**SET PROBLEM**
Go through the entries below and retype them exactly, omitting each picture.
•••
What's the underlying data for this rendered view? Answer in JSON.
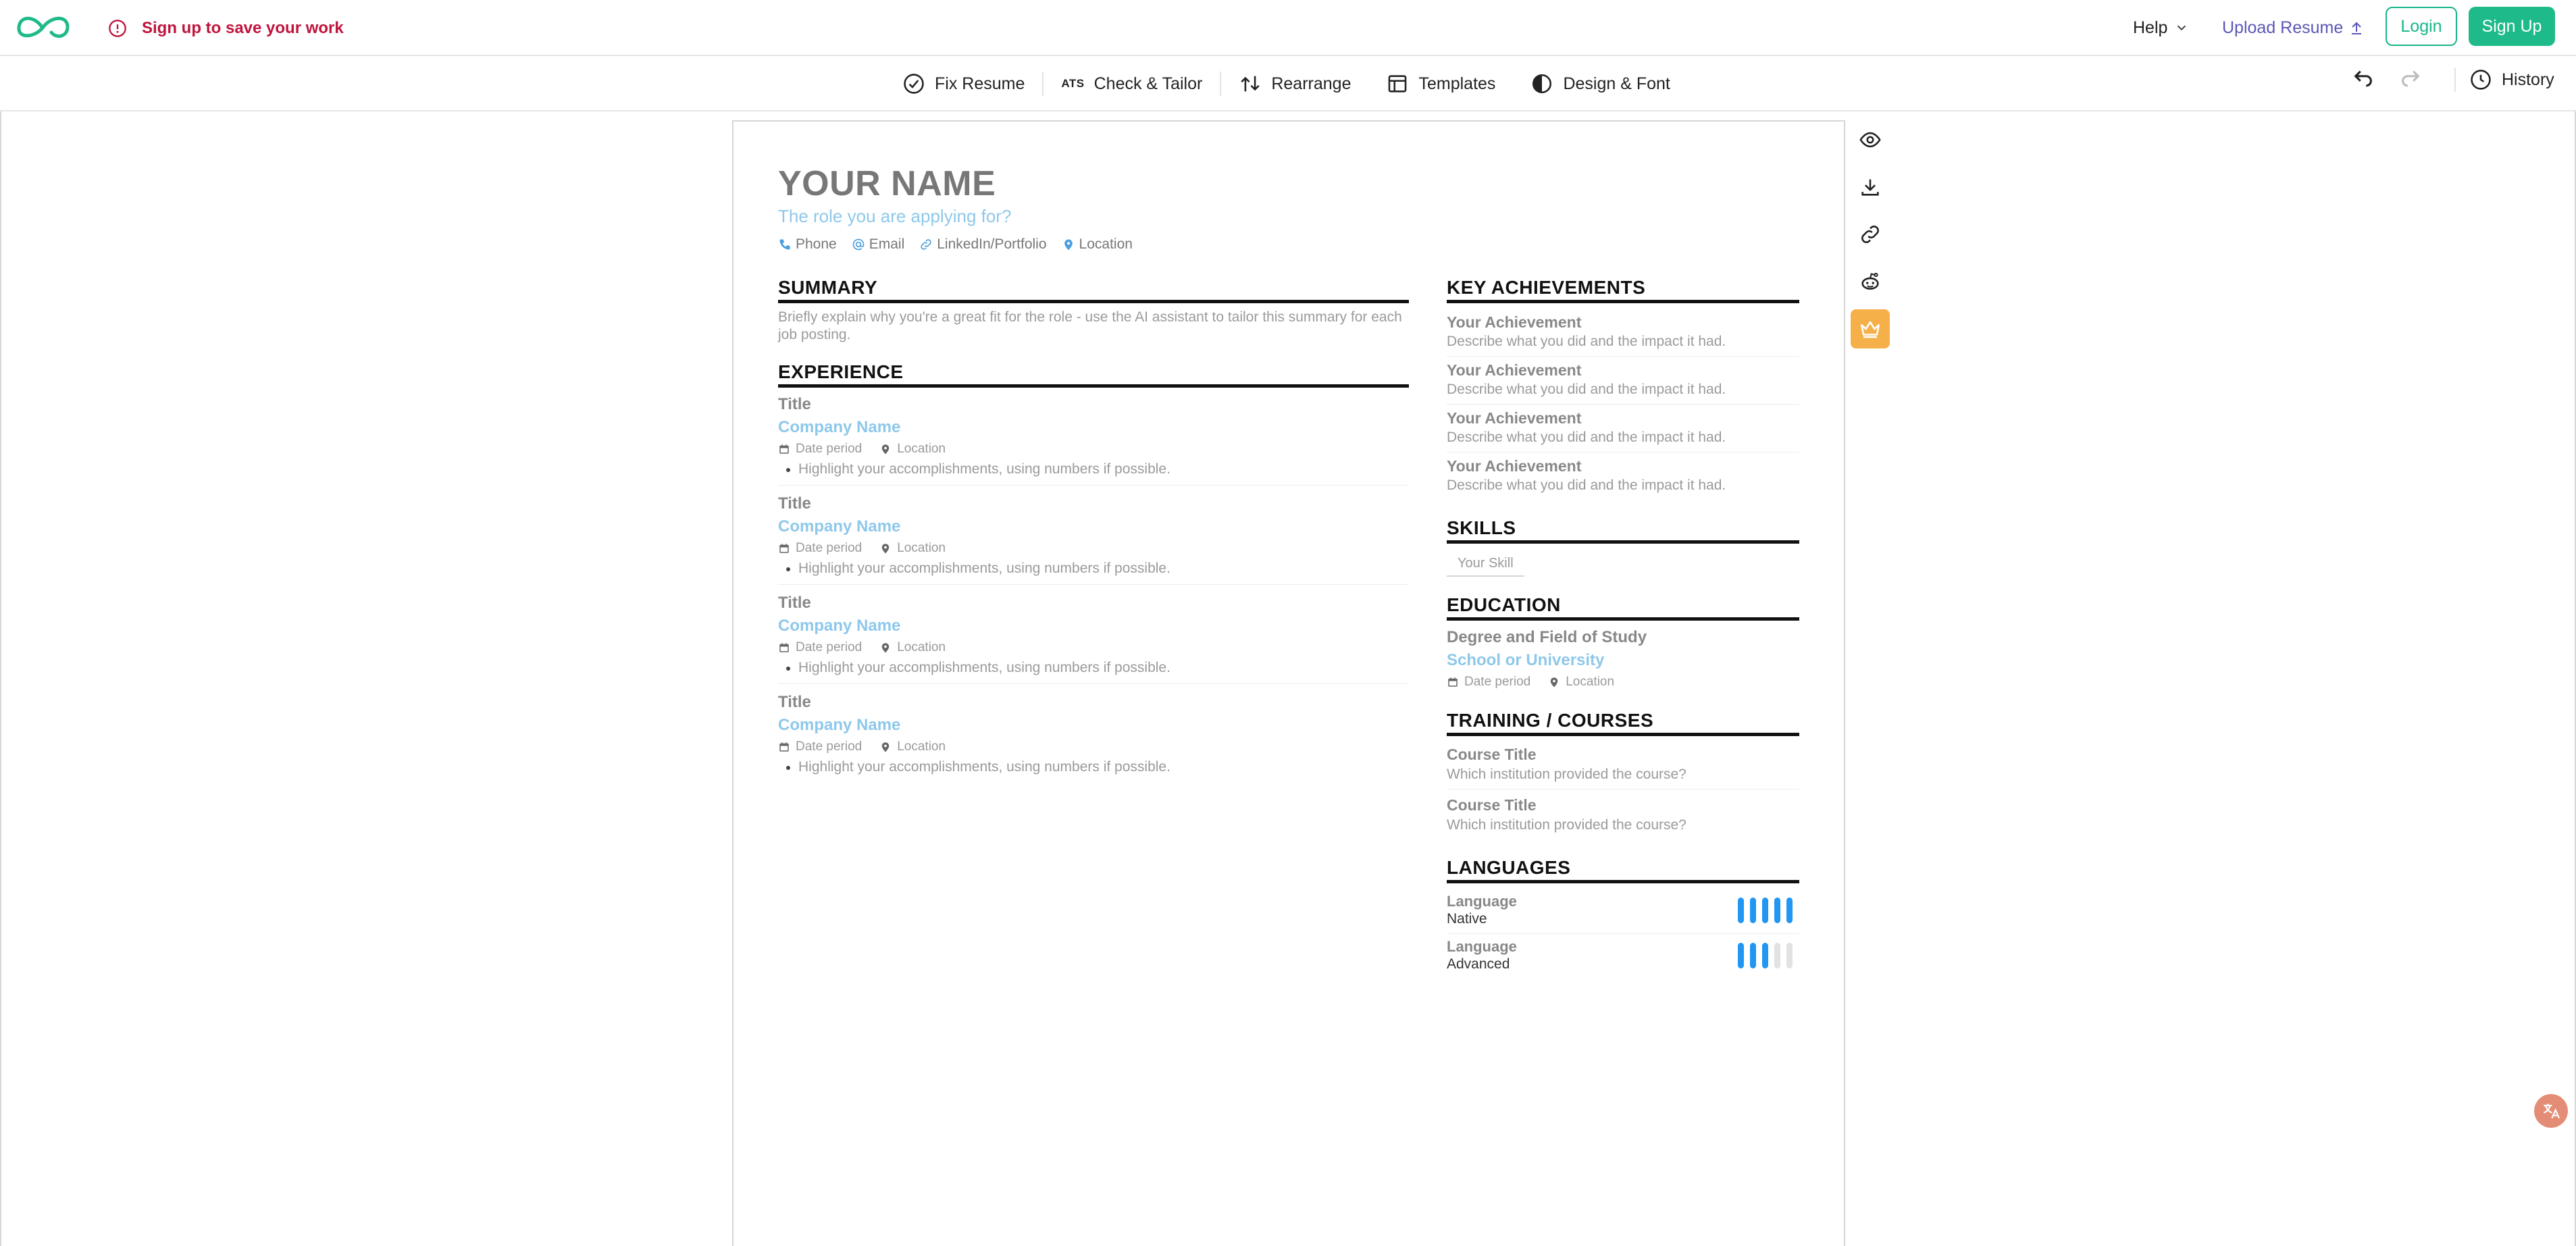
{
  "header": {
    "warning_text": "Sign up to save your work",
    "help_label": "Help",
    "upload_label": "Upload Resume",
    "login_label": "Login",
    "signup_label": "Sign Up"
  },
  "toolbar": {
    "items": [
      {
        "label": "Fix Resume",
        "icon": "check-circle-icon"
      },
      {
        "label": "Check & Tailor",
        "icon": "ats-icon",
        "badge": "ATS"
      },
      {
        "label": "Rearrange",
        "icon": "rearrange-icon"
      },
      {
        "label": "Templates",
        "icon": "templates-icon"
      },
      {
        "label": "Design & Font",
        "icon": "contrast-icon"
      }
    ],
    "history_label": "History"
  },
  "resume": {
    "name": "YOUR NAME",
    "role": "The role you are applying for?",
    "contacts": [
      "Phone",
      "Email",
      "LinkedIn/Portfolio",
      "Location"
    ],
    "summary": {
      "heading": "SUMMARY",
      "text": "Briefly explain why you're a great fit for the role - use the AI assistant to tailor this summary for each job posting."
    },
    "experience": {
      "heading": "EXPERIENCE",
      "items": [
        {
          "title": "Title",
          "company": "Company Name",
          "date": "Date period",
          "location": "Location",
          "bullet": "Highlight your accomplishments, using numbers if possible."
        },
        {
          "title": "Title",
          "company": "Company Name",
          "date": "Date period",
          "location": "Location",
          "bullet": "Highlight your accomplishments, using numbers if possible."
        },
        {
          "title": "Title",
          "company": "Company Name",
          "date": "Date period",
          "location": "Location",
          "bullet": "Highlight your accomplishments, using numbers if possible."
        },
        {
          "title": "Title",
          "company": "Company Name",
          "date": "Date period",
          "location": "Location",
          "bullet": "Highlight your accomplishments, using numbers if possible."
        }
      ]
    },
    "achievements": {
      "heading": "KEY ACHIEVEMENTS",
      "items": [
        {
          "title": "Your Achievement",
          "desc": "Describe what you did and the impact it had."
        },
        {
          "title": "Your Achievement",
          "desc": "Describe what you did and the impact it had."
        },
        {
          "title": "Your Achievement",
          "desc": "Describe what you did and the impact it had."
        },
        {
          "title": "Your Achievement",
          "desc": "Describe what you did and the impact it had."
        }
      ]
    },
    "skills": {
      "heading": "SKILLS",
      "items": [
        "Your Skill"
      ]
    },
    "education": {
      "heading": "EDUCATION",
      "degree": "Degree and Field of Study",
      "school": "School or University",
      "date": "Date period",
      "location": "Location"
    },
    "training": {
      "heading": "TRAINING / COURSES",
      "items": [
        {
          "title": "Course Title",
          "desc": "Which institution provided the course?"
        },
        {
          "title": "Course Title",
          "desc": "Which institution provided the course?"
        }
      ]
    },
    "languages": {
      "heading": "LANGUAGES",
      "items": [
        {
          "name": "Language",
          "level": "Native",
          "rating": 5,
          "max": 5
        },
        {
          "name": "Language",
          "level": "Advanced",
          "rating": 3,
          "max": 5
        }
      ]
    }
  },
  "colors": {
    "brand": "#1fba8a",
    "warning": "#c0143c",
    "accent_blue": "#8ec8ea",
    "rating_bar": "#2196f3",
    "premium": "#f6b04a"
  },
  "side_rail": [
    "eye-icon",
    "download-icon",
    "link-icon",
    "reddit-icon",
    "crown-icon"
  ]
}
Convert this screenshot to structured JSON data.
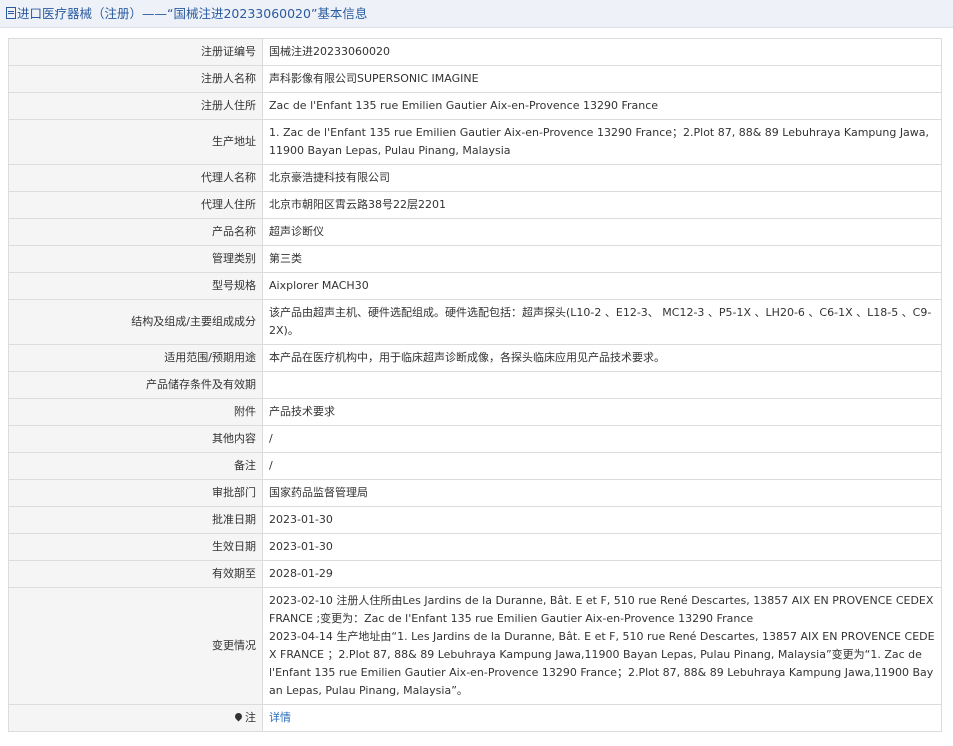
{
  "header": {
    "title": "进口医疗器械（注册）——“国械注进20233060020”基本信息"
  },
  "rows": [
    {
      "label": "注册证编号",
      "value": "国械注进20233060020"
    },
    {
      "label": "注册人名称",
      "value": "声科影像有限公司SUPERSONIC IMAGINE"
    },
    {
      "label": "注册人住所",
      "value": "Zac de l'Enfant 135 rue Emilien Gautier Aix-en-Provence 13290 France"
    },
    {
      "label": "生产地址",
      "value": "1. Zac de l'Enfant 135 rue Emilien Gautier Aix-en-Provence 13290 France；2.Plot 87, 88& 89 Lebuhraya Kampung Jawa,11900 Bayan Lepas, Pulau Pinang, Malaysia"
    },
    {
      "label": "代理人名称",
      "value": "北京豪浩捷科技有限公司"
    },
    {
      "label": "代理人住所",
      "value": "北京市朝阳区霄云路38号22层2201"
    },
    {
      "label": "产品名称",
      "value": "超声诊断仪"
    },
    {
      "label": "管理类别",
      "value": "第三类"
    },
    {
      "label": "型号规格",
      "value": "Aixplorer MACH30"
    },
    {
      "label": "结构及组成/主要组成成分",
      "value": "该产品由超声主机、硬件选配组成。硬件选配包括：超声探头(L10-2 、E12-3、 MC12-3 、P5-1X 、LH20-6 、C6-1X 、L18-5 、C9-2X)。"
    },
    {
      "label": "适用范围/预期用途",
      "value": "本产品在医疗机构中，用于临床超声诊断成像，各探头临床应用见产品技术要求。"
    },
    {
      "label": "产品储存条件及有效期",
      "value": ""
    },
    {
      "label": "附件",
      "value": "产品技术要求"
    },
    {
      "label": "其他内容",
      "value": "/"
    },
    {
      "label": "备注",
      "value": "/"
    },
    {
      "label": "审批部门",
      "value": "国家药品监督管理局"
    },
    {
      "label": "批准日期",
      "value": "2023-01-30"
    },
    {
      "label": "生效日期",
      "value": "2023-01-30"
    },
    {
      "label": "有效期至",
      "value": "2028-01-29"
    }
  ],
  "changes": {
    "label": "变更情况",
    "entries": [
      "2023-02-10 注册人住所由Les Jardins de la Duranne, Bât. E et F, 510 rue René Descartes, 13857 AIX EN PROVENCE CEDEX FRANCE ;变更为：Zac de l'Enfant 135 rue Emilien Gautier Aix-en-Provence 13290 France",
      "2023-04-14 生产地址由“1. Les Jardins de la Duranne, Bât. E et F, 510 rue René Descartes, 13857 AIX EN PROVENCE CEDEX FRANCE ；2.Plot 87, 88& 89 Lebuhraya Kampung Jawa,11900 Bayan Lepas, Pulau Pinang, Malaysia”变更为“1. Zac de l'Enfant 135 rue Emilien Gautier Aix-en-Provence 13290 France；2.Plot 87, 88& 89 Lebuhraya Kampung Jawa,11900 Bayan Lepas, Pulau Pinang, Malaysia”。"
    ]
  },
  "note_row": {
    "label": "注",
    "link_text": "详情",
    "icon": "pin-icon"
  }
}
•••
**RESULT**
What's the underlying data for this rendered view? Answer in JSON.
{
  "header": {
    "warning_text": "Sign up to save your work",
    "help_label": "Help",
    "upload_label": "Upload Resume",
    "login_label": "Login",
    "signup_label": "Sign Up"
  },
  "toolbar": {
    "items": [
      {
        "label": "Fix Resume",
        "icon": "check-circle-icon"
      },
      {
        "label": "Check & Tailor",
        "icon": "ats-icon",
        "badge": "ATS"
      },
      {
        "label": "Rearrange",
        "icon": "rearrange-icon"
      },
      {
        "label": "Templates",
        "icon": "templates-icon"
      },
      {
        "label": "Design & Font",
        "icon": "contrast-icon"
      }
    ],
    "history_label": "History"
  },
  "resume": {
    "name": "YOUR NAME",
    "role": "The role you are applying for?",
    "contacts": [
      "Phone",
      "Email",
      "LinkedIn/Portfolio",
      "Location"
    ],
    "summary": {
      "heading": "SUMMARY",
      "text": "Briefly explain why you're a great fit for the role - use the AI assistant to tailor this summary for each job posting."
    },
    "experience": {
      "heading": "EXPERIENCE",
      "items": [
        {
          "title": "Title",
          "company": "Company Name",
          "date": "Date period",
          "location": "Location",
          "bullet": "Highlight your accomplishments, using numbers if possible."
        },
        {
          "title": "Title",
          "company": "Company Name",
          "date": "Date period",
          "location": "Location",
          "bullet": "Highlight your accomplishments, using numbers if possible."
        },
        {
          "title": "Title",
          "company": "Company Name",
          "date": "Date period",
          "location": "Location",
          "bullet": "Highlight your accomplishments, using numbers if possible."
        },
        {
          "title": "Title",
          "company": "Company Name",
          "date": "Date period",
          "location": "Location",
          "bullet": "Highlight your accomplishments, using numbers if possible."
        }
      ]
    },
    "achievements": {
      "heading": "KEY ACHIEVEMENTS",
      "items": [
        {
          "title": "Your Achievement",
          "desc": "Describe what you did and the impact it had."
        },
        {
          "title": "Your Achievement",
          "desc": "Describe what you did and the impact it had."
        },
        {
          "title": "Your Achievement",
          "desc": "Describe what you did and the impact it had."
        },
        {
          "title": "Your Achievement",
          "desc": "Describe what you did and the impact it had."
        }
      ]
    },
    "skills": {
      "heading": "SKILLS",
      "items": [
        "Your Skill"
      ]
    },
    "education": {
      "heading": "EDUCATION",
      "degree": "Degree and Field of Study",
      "school": "School or University",
      "date": "Date period",
      "location": "Location"
    },
    "training": {
      "heading": "TRAINING / COURSES",
      "items": [
        {
          "title": "Course Title",
          "desc": "Which institution provided the course?"
        },
        {
          "title": "Course Title",
          "desc": "Which institution provided the course?"
        }
      ]
    },
    "languages": {
      "heading": "LANGUAGES",
      "items": [
        {
          "name": "Language",
          "level": "Native",
          "rating": 5,
          "max": 5
        },
        {
          "name": "Language",
          "level": "Advanced",
          "rating": 3,
          "max": 5
        }
      ]
    }
  },
  "colors": {
    "brand": "#1fba8a",
    "warning": "#c0143c",
    "accent_blue": "#8ec8ea",
    "rating_bar": "#2196f3",
    "premium": "#f6b04a"
  },
  "side_rail": [
    "eye-icon",
    "download-icon",
    "link-icon",
    "reddit-icon",
    "crown-icon"
  ]
}
Convert this screenshot to structured JSON data.
{
  "header": {
    "title": "进口医疗器械（注册）——“国械注进20233060020”基本信息"
  },
  "rows": [
    {
      "label": "注册证编号",
      "value": "国械注进20233060020"
    },
    {
      "label": "注册人名称",
      "value": "声科影像有限公司SUPERSONIC IMAGINE"
    },
    {
      "label": "注册人住所",
      "value": "Zac de l'Enfant 135 rue Emilien Gautier Aix-en-Provence 13290 France"
    },
    {
      "label": "生产地址",
      "value": "1. Zac de l'Enfant 135 rue Emilien Gautier Aix-en-Provence 13290 France；2.Plot 87, 88& 89 Lebuhraya Kampung Jawa,11900 Bayan Lepas, Pulau Pinang, Malaysia"
    },
    {
      "label": "代理人名称",
      "value": "北京豪浩捷科技有限公司"
    },
    {
      "label": "代理人住所",
      "value": "北京市朝阳区霄云路38号22层2201"
    },
    {
      "label": "产品名称",
      "value": "超声诊断仪"
    },
    {
      "label": "管理类别",
      "value": "第三类"
    },
    {
      "label": "型号规格",
      "value": "Aixplorer MACH30"
    },
    {
      "label": "结构及组成/主要组成成分",
      "value": "该产品由超声主机、硬件选配组成。硬件选配包括：超声探头(L10-2 、E12-3、 MC12-3 、P5-1X 、LH20-6 、C6-1X 、L18-5 、C9-2X)。"
    },
    {
      "label": "适用范围/预期用途",
      "value": "本产品在医疗机构中，用于临床超声诊断成像，各探头临床应用见产品技术要求。"
    },
    {
      "label": "产品储存条件及有效期",
      "value": ""
    },
    {
      "label": "附件",
      "value": "产品技术要求"
    },
    {
      "label": "其他内容",
      "value": "/"
    },
    {
      "label": "备注",
      "value": "/"
    },
    {
      "label": "审批部门",
      "value": "国家药品监督管理局"
    },
    {
      "label": "批准日期",
      "value": "2023-01-30"
    },
    {
      "label": "生效日期",
      "value": "2023-01-30"
    },
    {
      "label": "有效期至",
      "value": "2028-01-29"
    }
  ],
  "changes": {
    "label": "变更情况",
    "entries": [
      "2023-02-10 注册人住所由Les Jardins de la Duranne, Bât. E et F, 510 rue René Descartes, 13857 AIX EN PROVENCE CEDEX FRANCE ;变更为：Zac de l'Enfant 135 rue Emilien Gautier Aix-en-Provence 13290 France",
      "2023-04-14 生产地址由“1. Les Jardins de la Duranne, Bât. E et F, 510 rue René Descartes, 13857 AIX EN PROVENCE CEDEX FRANCE ；2.Plot 87, 88& 89 Lebuhraya Kampung Jawa,11900 Bayan Lepas, Pulau Pinang, Malaysia”变更为“1. Zac de l'Enfant 135 rue Emilien Gautier Aix-en-Provence 13290 France；2.Plot 87, 88& 89 Lebuhraya Kampung Jawa,11900 Bayan Lepas, Pulau Pinang, Malaysia”。"
    ]
  },
  "note_row": {
    "label": "注",
    "link_text": "详情",
    "icon": "pin-icon"
  }
}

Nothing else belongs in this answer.